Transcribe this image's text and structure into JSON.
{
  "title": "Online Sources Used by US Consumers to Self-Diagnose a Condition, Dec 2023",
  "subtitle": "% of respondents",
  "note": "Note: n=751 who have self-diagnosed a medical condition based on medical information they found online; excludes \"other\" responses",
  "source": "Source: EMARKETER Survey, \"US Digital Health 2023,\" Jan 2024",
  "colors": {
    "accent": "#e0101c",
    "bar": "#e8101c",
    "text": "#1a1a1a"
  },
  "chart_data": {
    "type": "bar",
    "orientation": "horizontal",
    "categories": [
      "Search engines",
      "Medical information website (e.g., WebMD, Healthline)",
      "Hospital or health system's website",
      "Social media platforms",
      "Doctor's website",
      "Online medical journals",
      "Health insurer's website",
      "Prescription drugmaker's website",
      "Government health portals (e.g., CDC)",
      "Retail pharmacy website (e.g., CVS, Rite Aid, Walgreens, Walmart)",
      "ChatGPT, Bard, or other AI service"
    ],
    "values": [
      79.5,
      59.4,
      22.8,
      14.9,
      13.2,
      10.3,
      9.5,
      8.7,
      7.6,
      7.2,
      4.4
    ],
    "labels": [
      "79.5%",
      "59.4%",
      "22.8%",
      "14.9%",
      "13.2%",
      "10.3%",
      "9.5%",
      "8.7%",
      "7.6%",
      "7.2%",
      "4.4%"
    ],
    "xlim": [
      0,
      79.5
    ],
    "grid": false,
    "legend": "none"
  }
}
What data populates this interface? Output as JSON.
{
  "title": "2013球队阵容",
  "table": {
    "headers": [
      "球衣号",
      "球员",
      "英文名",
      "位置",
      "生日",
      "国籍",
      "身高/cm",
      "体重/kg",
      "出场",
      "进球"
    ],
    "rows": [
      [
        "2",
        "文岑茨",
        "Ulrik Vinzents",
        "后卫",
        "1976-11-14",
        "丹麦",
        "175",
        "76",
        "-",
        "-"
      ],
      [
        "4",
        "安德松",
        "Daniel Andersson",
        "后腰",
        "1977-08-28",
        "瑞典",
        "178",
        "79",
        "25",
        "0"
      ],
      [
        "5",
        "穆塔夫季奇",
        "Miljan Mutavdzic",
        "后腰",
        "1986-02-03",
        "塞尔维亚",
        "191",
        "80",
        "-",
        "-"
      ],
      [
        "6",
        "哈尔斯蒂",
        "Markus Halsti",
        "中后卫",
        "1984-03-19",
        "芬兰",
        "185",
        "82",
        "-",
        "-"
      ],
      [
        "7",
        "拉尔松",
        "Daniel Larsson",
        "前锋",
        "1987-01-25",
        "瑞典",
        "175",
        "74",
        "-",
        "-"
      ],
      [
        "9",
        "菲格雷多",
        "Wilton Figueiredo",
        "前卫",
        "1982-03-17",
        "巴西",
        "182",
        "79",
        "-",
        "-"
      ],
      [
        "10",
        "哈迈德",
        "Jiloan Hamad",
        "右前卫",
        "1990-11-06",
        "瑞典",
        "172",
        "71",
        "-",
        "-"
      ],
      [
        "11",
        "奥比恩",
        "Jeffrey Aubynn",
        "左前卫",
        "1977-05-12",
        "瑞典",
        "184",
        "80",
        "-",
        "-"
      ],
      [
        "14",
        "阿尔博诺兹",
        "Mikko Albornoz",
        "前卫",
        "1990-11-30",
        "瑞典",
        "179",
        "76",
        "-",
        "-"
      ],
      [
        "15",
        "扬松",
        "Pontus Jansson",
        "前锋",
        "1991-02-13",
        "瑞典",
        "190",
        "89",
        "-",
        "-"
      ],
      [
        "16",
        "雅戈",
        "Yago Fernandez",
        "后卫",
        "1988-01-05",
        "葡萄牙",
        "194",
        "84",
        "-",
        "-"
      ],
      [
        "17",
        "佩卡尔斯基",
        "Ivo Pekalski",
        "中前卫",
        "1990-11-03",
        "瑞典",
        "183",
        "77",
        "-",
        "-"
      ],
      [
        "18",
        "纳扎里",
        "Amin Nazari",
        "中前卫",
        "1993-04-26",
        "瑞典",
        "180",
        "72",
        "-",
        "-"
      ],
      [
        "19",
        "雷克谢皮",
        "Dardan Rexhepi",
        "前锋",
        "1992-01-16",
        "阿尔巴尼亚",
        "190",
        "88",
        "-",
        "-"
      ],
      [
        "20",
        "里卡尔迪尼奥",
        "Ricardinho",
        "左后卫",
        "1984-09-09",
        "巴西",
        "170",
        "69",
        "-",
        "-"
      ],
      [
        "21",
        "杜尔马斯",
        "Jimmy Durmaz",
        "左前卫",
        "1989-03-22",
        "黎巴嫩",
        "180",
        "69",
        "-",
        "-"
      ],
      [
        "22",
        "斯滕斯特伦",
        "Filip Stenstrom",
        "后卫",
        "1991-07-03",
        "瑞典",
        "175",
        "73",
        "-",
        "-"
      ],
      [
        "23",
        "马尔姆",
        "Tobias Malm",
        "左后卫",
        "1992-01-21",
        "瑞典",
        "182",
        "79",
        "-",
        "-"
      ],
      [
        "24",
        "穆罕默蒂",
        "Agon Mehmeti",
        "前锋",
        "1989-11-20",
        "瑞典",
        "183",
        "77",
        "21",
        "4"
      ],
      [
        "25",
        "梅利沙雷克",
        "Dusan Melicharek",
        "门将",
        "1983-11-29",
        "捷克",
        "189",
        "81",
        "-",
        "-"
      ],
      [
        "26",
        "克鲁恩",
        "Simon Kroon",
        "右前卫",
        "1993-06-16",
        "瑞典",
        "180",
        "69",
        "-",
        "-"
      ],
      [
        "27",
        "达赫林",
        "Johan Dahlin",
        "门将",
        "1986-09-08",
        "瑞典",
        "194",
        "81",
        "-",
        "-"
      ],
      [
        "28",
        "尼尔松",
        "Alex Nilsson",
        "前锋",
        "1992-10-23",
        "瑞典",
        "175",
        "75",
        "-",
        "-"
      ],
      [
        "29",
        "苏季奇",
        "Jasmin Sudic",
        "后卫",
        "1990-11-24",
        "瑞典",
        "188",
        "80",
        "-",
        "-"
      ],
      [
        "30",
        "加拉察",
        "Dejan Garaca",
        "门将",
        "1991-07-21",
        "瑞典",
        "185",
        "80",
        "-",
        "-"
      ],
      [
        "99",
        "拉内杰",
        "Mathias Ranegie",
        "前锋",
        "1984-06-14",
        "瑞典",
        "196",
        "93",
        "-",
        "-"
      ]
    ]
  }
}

**WHAT YOU SHOULD DO**
Only lines with "JSON" are wanted here; list each of them.

**WRITTEN RESPONSE**
Transcribe this image's text and structure into JSON.
What data populates this interface? Output as JSON.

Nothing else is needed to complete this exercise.